» **Exercise instructions**: Nothing may be dropped or altered: reproduce all the data.

Entries from a dataset:
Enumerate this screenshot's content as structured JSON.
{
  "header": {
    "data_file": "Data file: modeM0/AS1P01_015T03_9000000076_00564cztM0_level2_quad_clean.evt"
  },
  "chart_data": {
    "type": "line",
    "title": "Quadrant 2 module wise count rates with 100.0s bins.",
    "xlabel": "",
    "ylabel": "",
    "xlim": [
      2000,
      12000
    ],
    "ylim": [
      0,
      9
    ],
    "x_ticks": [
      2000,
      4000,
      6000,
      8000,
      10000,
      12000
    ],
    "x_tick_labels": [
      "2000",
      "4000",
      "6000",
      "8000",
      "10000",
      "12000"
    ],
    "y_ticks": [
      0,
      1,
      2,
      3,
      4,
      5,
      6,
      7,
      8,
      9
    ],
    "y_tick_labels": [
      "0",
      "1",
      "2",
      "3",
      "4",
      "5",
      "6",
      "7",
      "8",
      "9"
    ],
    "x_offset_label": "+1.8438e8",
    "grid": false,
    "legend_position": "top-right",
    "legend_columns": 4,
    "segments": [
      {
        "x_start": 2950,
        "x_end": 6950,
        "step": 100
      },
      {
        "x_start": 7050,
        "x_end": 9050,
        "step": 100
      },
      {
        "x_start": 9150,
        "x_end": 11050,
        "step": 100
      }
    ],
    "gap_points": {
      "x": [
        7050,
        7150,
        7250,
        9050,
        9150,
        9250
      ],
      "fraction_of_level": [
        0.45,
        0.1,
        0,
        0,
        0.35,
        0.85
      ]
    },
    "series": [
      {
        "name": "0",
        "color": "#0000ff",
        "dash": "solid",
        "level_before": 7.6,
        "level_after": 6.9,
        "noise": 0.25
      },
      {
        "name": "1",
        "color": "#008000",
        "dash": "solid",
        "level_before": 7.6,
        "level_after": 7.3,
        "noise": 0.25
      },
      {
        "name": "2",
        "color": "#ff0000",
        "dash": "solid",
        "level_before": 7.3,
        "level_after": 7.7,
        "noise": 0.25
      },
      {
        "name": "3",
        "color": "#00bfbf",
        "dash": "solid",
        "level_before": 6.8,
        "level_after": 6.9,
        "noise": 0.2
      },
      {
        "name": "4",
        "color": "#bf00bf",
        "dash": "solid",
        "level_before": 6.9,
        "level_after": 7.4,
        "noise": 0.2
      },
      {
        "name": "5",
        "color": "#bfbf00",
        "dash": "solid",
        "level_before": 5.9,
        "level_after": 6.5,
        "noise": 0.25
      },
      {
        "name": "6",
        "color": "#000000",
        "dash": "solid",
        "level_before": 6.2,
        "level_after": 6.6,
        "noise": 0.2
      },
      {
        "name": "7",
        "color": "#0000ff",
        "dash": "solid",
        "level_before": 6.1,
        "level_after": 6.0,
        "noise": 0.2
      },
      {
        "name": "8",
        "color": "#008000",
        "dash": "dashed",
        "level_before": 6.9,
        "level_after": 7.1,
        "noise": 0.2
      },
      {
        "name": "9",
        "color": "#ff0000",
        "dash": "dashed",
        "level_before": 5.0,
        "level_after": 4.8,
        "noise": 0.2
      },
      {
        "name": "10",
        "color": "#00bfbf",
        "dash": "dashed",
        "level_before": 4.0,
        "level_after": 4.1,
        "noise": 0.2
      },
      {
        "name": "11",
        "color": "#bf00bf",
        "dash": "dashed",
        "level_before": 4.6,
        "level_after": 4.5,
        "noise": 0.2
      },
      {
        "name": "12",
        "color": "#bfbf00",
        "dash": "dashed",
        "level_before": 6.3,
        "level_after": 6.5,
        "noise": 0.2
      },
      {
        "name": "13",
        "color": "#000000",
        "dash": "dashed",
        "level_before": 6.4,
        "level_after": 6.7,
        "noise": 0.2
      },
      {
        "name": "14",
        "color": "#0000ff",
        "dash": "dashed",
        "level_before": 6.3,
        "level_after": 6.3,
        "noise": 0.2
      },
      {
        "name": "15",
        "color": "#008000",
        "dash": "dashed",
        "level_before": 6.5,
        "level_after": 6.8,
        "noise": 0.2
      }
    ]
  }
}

» **Reply to the task**:
Enumerate this screenshot's content as structured JSON.
{
  "header": {
    "data_file": "Data file: modeM0/AS1P01_015T03_9000000076_00564cztM0_level2_quad_clean.evt"
  },
  "chart_data": {
    "type": "line",
    "title": "Quadrant 2 module wise count rates with 100.0s bins.",
    "xlabel": "",
    "ylabel": "",
    "xlim": [
      2000,
      12000
    ],
    "ylim": [
      0,
      9
    ],
    "x_ticks": [
      2000,
      4000,
      6000,
      8000,
      10000,
      12000
    ],
    "x_tick_labels": [
      "2000",
      "4000",
      "6000",
      "8000",
      "10000",
      "12000"
    ],
    "y_ticks": [
      0,
      1,
      2,
      3,
      4,
      5,
      6,
      7,
      8,
      9
    ],
    "y_tick_labels": [
      "0",
      "1",
      "2",
      "3",
      "4",
      "5",
      "6",
      "7",
      "8",
      "9"
    ],
    "x_offset_label": "+1.8438e8",
    "grid": false,
    "legend_position": "top-right",
    "legend_columns": 4,
    "segments": [
      {
        "x_start": 2950,
        "x_end": 6950,
        "step": 100
      },
      {
        "x_start": 7050,
        "x_end": 9050,
        "step": 100
      },
      {
        "x_start": 9150,
        "x_end": 11050,
        "step": 100
      }
    ],
    "gap_points": {
      "x": [
        7050,
        7150,
        7250,
        9050,
        9150,
        9250
      ],
      "fraction_of_level": [
        0.45,
        0.1,
        0,
        0,
        0.35,
        0.85
      ]
    },
    "series": [
      {
        "name": "0",
        "color": "#0000ff",
        "dash": "solid",
        "level_before": 7.6,
        "level_after": 6.9,
        "noise": 0.25
      },
      {
        "name": "1",
        "color": "#008000",
        "dash": "solid",
        "level_before": 7.6,
        "level_after": 7.3,
        "noise": 0.25
      },
      {
        "name": "2",
        "color": "#ff0000",
        "dash": "solid",
        "level_before": 7.3,
        "level_after": 7.7,
        "noise": 0.25
      },
      {
        "name": "3",
        "color": "#00bfbf",
        "dash": "solid",
        "level_before": 6.8,
        "level_after": 6.9,
        "noise": 0.2
      },
      {
        "name": "4",
        "color": "#bf00bf",
        "dash": "solid",
        "level_before": 6.9,
        "level_after": 7.4,
        "noise": 0.2
      },
      {
        "name": "5",
        "color": "#bfbf00",
        "dash": "solid",
        "level_before": 5.9,
        "level_after": 6.5,
        "noise": 0.25
      },
      {
        "name": "6",
        "color": "#000000",
        "dash": "solid",
        "level_before": 6.2,
        "level_after": 6.6,
        "noise": 0.2
      },
      {
        "name": "7",
        "color": "#0000ff",
        "dash": "solid",
        "level_before": 6.1,
        "level_after": 6.0,
        "noise": 0.2
      },
      {
        "name": "8",
        "color": "#008000",
        "dash": "dashed",
        "level_before": 6.9,
        "level_after": 7.1,
        "noise": 0.2
      },
      {
        "name": "9",
        "color": "#ff0000",
        "dash": "dashed",
        "level_before": 5.0,
        "level_after": 4.8,
        "noise": 0.2
      },
      {
        "name": "10",
        "color": "#00bfbf",
        "dash": "dashed",
        "level_before": 4.0,
        "level_after": 4.1,
        "noise": 0.2
      },
      {
        "name": "11",
        "color": "#bf00bf",
        "dash": "dashed",
        "level_before": 4.6,
        "level_after": 4.5,
        "noise": 0.2
      },
      {
        "name": "12",
        "color": "#bfbf00",
        "dash": "dashed",
        "level_before": 6.3,
        "level_after": 6.5,
        "noise": 0.2
      },
      {
        "name": "13",
        "color": "#000000",
        "dash": "dashed",
        "level_before": 6.4,
        "level_after": 6.7,
        "noise": 0.2
      },
      {
        "name": "14",
        "color": "#0000ff",
        "dash": "dashed",
        "level_before": 6.3,
        "level_after": 6.3,
        "noise": 0.2
      },
      {
        "name": "15",
        "color": "#008000",
        "dash": "dashed",
        "level_before": 6.5,
        "level_after": 6.8,
        "noise": 0.2
      }
    ]
  }
}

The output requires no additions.